>> Begin GIVEN INFORMATION

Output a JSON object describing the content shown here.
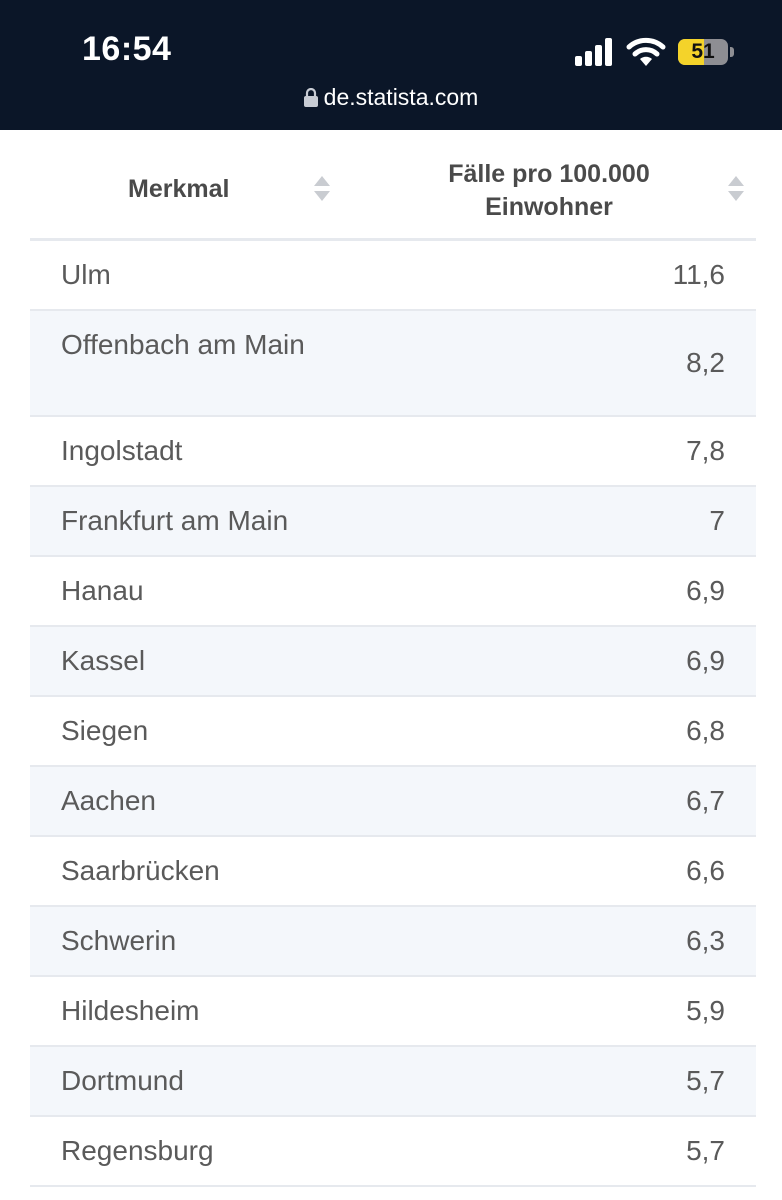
{
  "status_bar": {
    "time": "16:54",
    "battery_level": "51",
    "url": "de.statista.com"
  },
  "table": {
    "headers": [
      "Merkmal",
      "Fälle pro 100.000 Einwohner"
    ],
    "rows": [
      {
        "city": "Ulm",
        "value": "11,6"
      },
      {
        "city": "Offenbach am Main",
        "value": "8,2"
      },
      {
        "city": "Ingolstadt",
        "value": "7,8"
      },
      {
        "city": "Frankfurt am Main",
        "value": "7"
      },
      {
        "city": "Hanau",
        "value": "6,9"
      },
      {
        "city": "Kassel",
        "value": "6,9"
      },
      {
        "city": "Siegen",
        "value": "6,8"
      },
      {
        "city": "Aachen",
        "value": "6,7"
      },
      {
        "city": "Saarbrücken",
        "value": "6,6"
      },
      {
        "city": "Schwerin",
        "value": "6,3"
      },
      {
        "city": "Hildesheim",
        "value": "5,9"
      },
      {
        "city": "Dortmund",
        "value": "5,7"
      },
      {
        "city": "Regensburg",
        "value": "5,7"
      }
    ]
  },
  "colors": {
    "status_bar_bg": "#0b1628",
    "row_alt_bg": "#f4f7fb",
    "battery_fill": "#f4d32a"
  }
}
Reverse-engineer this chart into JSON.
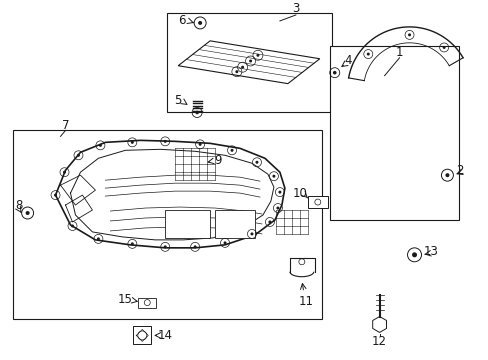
{
  "background_color": "#ffffff",
  "line_color": "#1a1a1a",
  "figsize": [
    4.89,
    3.6
  ],
  "dpi": 100
}
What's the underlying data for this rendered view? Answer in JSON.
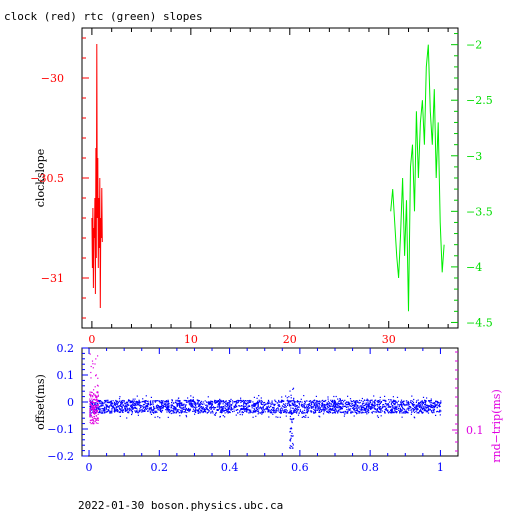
{
  "title": "clock (red) rtc (green) slopes",
  "footer": "2022-01-30  boson.physics.ubc.ca",
  "colors": {
    "clock": "#ff0000",
    "rtc": "#00ee00",
    "offset": "#0000ff",
    "rndtrip": "#e000e0",
    "axis": "#000000"
  },
  "chart_data": [
    {
      "type": "line",
      "ylabel": "clockslope",
      "xlim": [
        -1,
        37
      ],
      "xticks": [
        0,
        10,
        20,
        30
      ],
      "ylim_left": [
        -31.25,
        -29.75
      ],
      "yticks_left": [
        -30,
        -30.5,
        -31
      ],
      "ylim_right": [
        -4.55,
        -1.85
      ],
      "yticks_right": [
        -2,
        -2.5,
        -3,
        -3.5,
        -4,
        -4.5
      ],
      "series": [
        {
          "axis": "left",
          "x": [
            0.0,
            0.05,
            0.1,
            0.15,
            0.2,
            0.25,
            0.3,
            0.35,
            0.4,
            0.45,
            0.5,
            0.55,
            0.6,
            0.65,
            0.7,
            0.75,
            0.8,
            0.85,
            0.9,
            0.95,
            1.0,
            1.05
          ],
          "y": [
            -30.7,
            -30.95,
            -30.65,
            -31.05,
            -30.75,
            -30.8,
            -30.6,
            -31.08,
            -30.35,
            -30.9,
            -29.83,
            -30.7,
            -30.4,
            -30.95,
            -30.6,
            -30.85,
            -30.5,
            -31.15,
            -30.7,
            -30.8,
            -30.55,
            -30.82
          ]
        },
        {
          "axis": "right",
          "x": [
            30.2,
            30.4,
            30.6,
            30.8,
            31.0,
            31.2,
            31.4,
            31.6,
            31.8,
            32.0,
            32.2,
            32.4,
            32.6,
            32.8,
            33.0,
            33.2,
            33.4,
            33.6,
            33.8,
            34.0,
            34.2,
            34.4,
            34.6,
            34.8,
            35.0,
            35.2,
            35.4,
            35.6
          ],
          "y": [
            -3.5,
            -3.3,
            -3.6,
            -3.9,
            -4.1,
            -3.7,
            -3.2,
            -3.9,
            -3.4,
            -4.4,
            -3.1,
            -2.9,
            -3.5,
            -2.6,
            -3.2,
            -2.7,
            -2.5,
            -2.9,
            -2.2,
            -2.0,
            -2.6,
            -2.9,
            -2.4,
            -3.2,
            -2.7,
            -3.6,
            -4.05,
            -3.8
          ]
        }
      ]
    },
    {
      "type": "scatter",
      "ylabel_left": "offset(ms)",
      "ylabel_right": "rnd−trip(ms)",
      "xlim": [
        -0.02,
        1.05
      ],
      "xticks": [
        0,
        0.2,
        0.4,
        0.6,
        0.8,
        1
      ],
      "ylim_left": [
        -0.2,
        0.2
      ],
      "yticks_left": [
        0.2,
        0.1,
        0,
        -0.1,
        -0.2
      ],
      "yticks_right": [
        0.1
      ],
      "offset_band": {
        "x_range": [
          0.0,
          1.0
        ],
        "center": -0.015,
        "half_width": 0.03
      },
      "spike": {
        "x": 0.575,
        "min": -0.17,
        "max": 0.06
      },
      "rndtrip_burst": {
        "x_range": [
          0.0,
          0.025
        ],
        "min": -0.11,
        "max": 0.18
      }
    }
  ]
}
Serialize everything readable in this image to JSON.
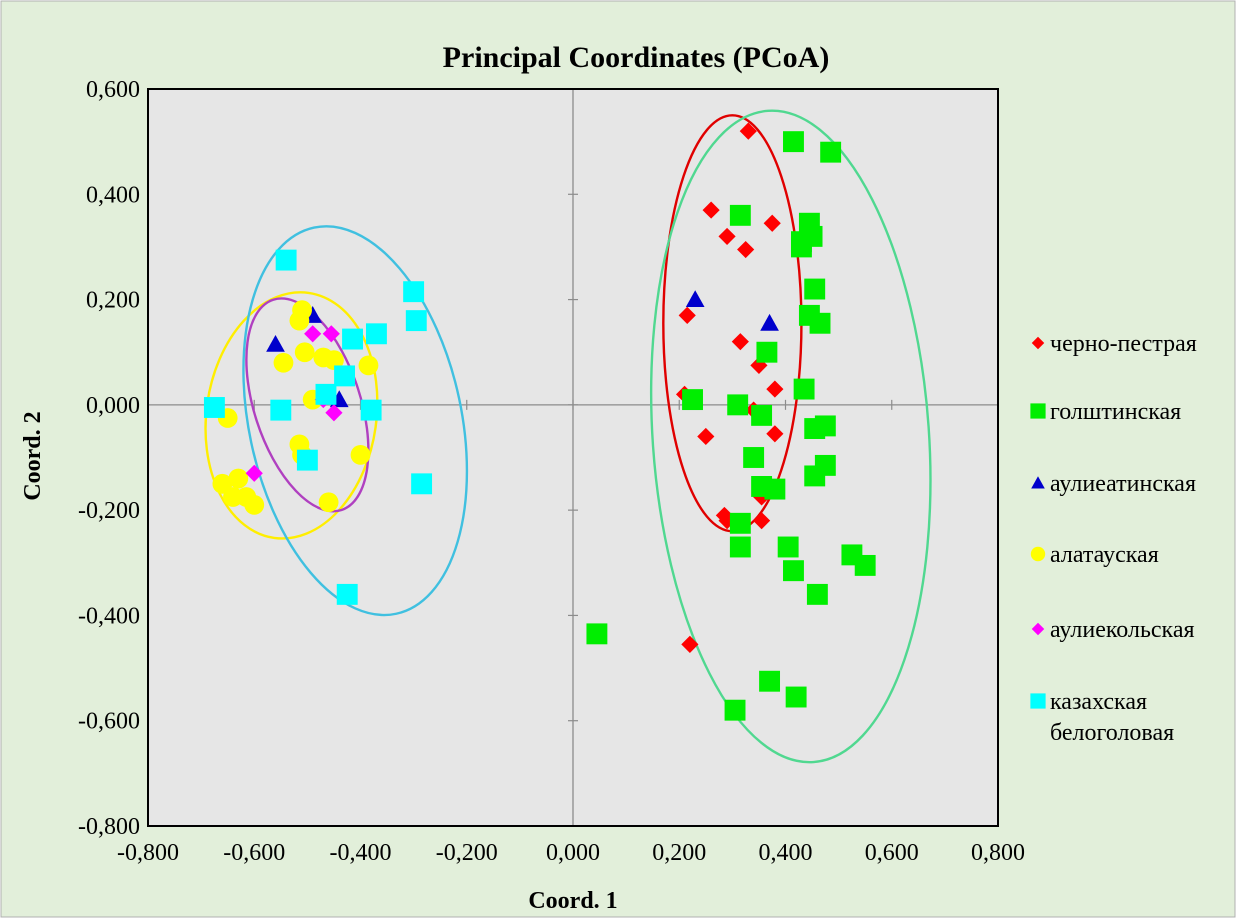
{
  "chart_data": {
    "type": "scatter",
    "title": "Principal Coordinates (PCoA)",
    "xlabel": "Coord. 1",
    "ylabel": "Coord. 2",
    "xlim": [
      -0.8,
      0.8
    ],
    "ylim": [
      -0.8,
      0.6
    ],
    "xticks": [
      -0.8,
      -0.6,
      -0.4,
      -0.2,
      0.0,
      0.2,
      0.4,
      0.6,
      0.8
    ],
    "yticks": [
      -0.8,
      -0.6,
      -0.4,
      -0.2,
      0.0,
      0.2,
      0.4,
      0.6
    ],
    "xtick_labels": [
      "-0,800",
      "-0,600",
      "-0,400",
      "-0,200",
      "0,000",
      "0,200",
      "0,400",
      "0,600",
      "0,800"
    ],
    "ytick_labels": [
      "-0,800",
      "-0,600",
      "-0,400",
      "-0,200",
      "0,000",
      "0,200",
      "0,400",
      "0,600"
    ],
    "grid": false,
    "legend_position": "right",
    "colors": {
      "chart_area": "#e2efda",
      "plot_area": "#e6e6e6",
      "border": "#000000",
      "axis_lines": "#8c8c8c"
    },
    "series": [
      {
        "name": "черно-пестрая",
        "marker": "diamond",
        "color": "#ff0000",
        "points": [
          [
            0.33,
            0.52
          ],
          [
            0.26,
            0.37
          ],
          [
            0.375,
            0.345
          ],
          [
            0.29,
            0.32
          ],
          [
            0.325,
            0.295
          ],
          [
            0.215,
            0.17
          ],
          [
            0.315,
            0.12
          ],
          [
            0.35,
            0.075
          ],
          [
            0.38,
            0.03
          ],
          [
            0.21,
            0.02
          ],
          [
            0.34,
            -0.01
          ],
          [
            0.25,
            -0.06
          ],
          [
            0.38,
            -0.055
          ],
          [
            0.355,
            -0.175
          ],
          [
            0.285,
            -0.21
          ],
          [
            0.29,
            -0.22
          ],
          [
            0.355,
            -0.22
          ],
          [
            0.22,
            -0.455
          ]
        ]
      },
      {
        "name": "голштинская",
        "marker": "square",
        "color": "#00ee00",
        "points": [
          [
            0.415,
            0.5
          ],
          [
            0.485,
            0.48
          ],
          [
            0.315,
            0.36
          ],
          [
            0.445,
            0.345
          ],
          [
            0.45,
            0.32
          ],
          [
            0.43,
            0.31
          ],
          [
            0.43,
            0.3
          ],
          [
            0.455,
            0.22
          ],
          [
            0.445,
            0.17
          ],
          [
            0.465,
            0.155
          ],
          [
            0.365,
            0.1
          ],
          [
            0.435,
            0.03
          ],
          [
            0.225,
            0.01
          ],
          [
            0.31,
            0.0
          ],
          [
            0.355,
            -0.02
          ],
          [
            0.475,
            -0.04
          ],
          [
            0.455,
            -0.045
          ],
          [
            0.34,
            -0.1
          ],
          [
            0.475,
            -0.115
          ],
          [
            0.455,
            -0.135
          ],
          [
            0.355,
            -0.155
          ],
          [
            0.38,
            -0.16
          ],
          [
            0.315,
            -0.225
          ],
          [
            0.315,
            -0.27
          ],
          [
            0.405,
            -0.27
          ],
          [
            0.415,
            -0.315
          ],
          [
            0.525,
            -0.285
          ],
          [
            0.55,
            -0.305
          ],
          [
            0.46,
            -0.36
          ],
          [
            0.045,
            -0.435
          ],
          [
            0.37,
            -0.525
          ],
          [
            0.42,
            -0.555
          ],
          [
            0.305,
            -0.58
          ]
        ]
      },
      {
        "name": "аулиеатинская",
        "marker": "triangle",
        "color": "#0000cc",
        "points": [
          [
            0.23,
            0.2
          ],
          [
            0.37,
            0.155
          ],
          [
            -0.56,
            0.115
          ],
          [
            -0.49,
            0.17
          ],
          [
            -0.44,
            0.01
          ]
        ]
      },
      {
        "name": "алатауская",
        "marker": "circle",
        "color": "#ffff00",
        "points": [
          [
            -0.51,
            0.18
          ],
          [
            -0.515,
            0.16
          ],
          [
            -0.505,
            0.1
          ],
          [
            -0.47,
            0.09
          ],
          [
            -0.45,
            0.085
          ],
          [
            -0.545,
            0.08
          ],
          [
            -0.385,
            0.075
          ],
          [
            -0.49,
            0.01
          ],
          [
            -0.65,
            -0.025
          ],
          [
            -0.515,
            -0.075
          ],
          [
            -0.51,
            -0.095
          ],
          [
            -0.4,
            -0.095
          ],
          [
            -0.66,
            -0.15
          ],
          [
            -0.63,
            -0.14
          ],
          [
            -0.64,
            -0.175
          ],
          [
            -0.615,
            -0.175
          ],
          [
            -0.6,
            -0.19
          ],
          [
            -0.46,
            -0.185
          ]
        ]
      },
      {
        "name": "аулиекольская",
        "marker": "diamond",
        "color": "#ff00ff",
        "points": [
          [
            -0.49,
            0.135
          ],
          [
            -0.455,
            0.135
          ],
          [
            -0.47,
            0.01
          ],
          [
            -0.45,
            -0.015
          ],
          [
            -0.6,
            -0.13
          ]
        ]
      },
      {
        "name": "казахская белоголовая",
        "legend_lines": [
          "казахская",
          "белоголовая"
        ],
        "marker": "square",
        "color": "#00ffff",
        "points": [
          [
            -0.54,
            0.275
          ],
          [
            -0.3,
            0.215
          ],
          [
            -0.295,
            0.16
          ],
          [
            -0.37,
            0.135
          ],
          [
            -0.415,
            0.125
          ],
          [
            -0.43,
            0.055
          ],
          [
            -0.465,
            0.02
          ],
          [
            -0.38,
            -0.01
          ],
          [
            -0.55,
            -0.01
          ],
          [
            -0.675,
            -0.005
          ],
          [
            -0.5,
            -0.105
          ],
          [
            -0.285,
            -0.15
          ],
          [
            -0.425,
            -0.36
          ]
        ]
      }
    ],
    "ellipses": [
      {
        "series": "черно-пестрая",
        "color": "#e00000",
        "cx": 0.3,
        "cy": 0.155,
        "rx": 0.13,
        "ry": 0.395,
        "tilt_deg": 0
      },
      {
        "series": "голштинская",
        "color": "#50d890",
        "cx": 0.41,
        "cy": -0.06,
        "rx": 0.26,
        "ry": 0.62,
        "tilt_deg": -4
      },
      {
        "series": "алатауская",
        "color": "#ffee00",
        "cx": -0.53,
        "cy": -0.02,
        "rx": 0.16,
        "ry": 0.235,
        "tilt_deg": 8
      },
      {
        "series": "аулиекольская",
        "color": "#b040c0",
        "cx": -0.5,
        "cy": 0.0,
        "rx": 0.1,
        "ry": 0.21,
        "tilt_deg": -18
      },
      {
        "series": "казахская белоголовая",
        "color": "#40c0e0",
        "cx": -0.41,
        "cy": -0.03,
        "rx": 0.2,
        "ry": 0.375,
        "tilt_deg": -12
      }
    ]
  }
}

>> End GIVEN INFORMATION

[TASK INSTRUCTIONS]:
Gather each line from the entries above that includes the word "белоголовая".

[RESULT OF THE TASK]:
        "name": "казахская белоголовая",
          "белоголовая"
        "series": "казахская белоголовая",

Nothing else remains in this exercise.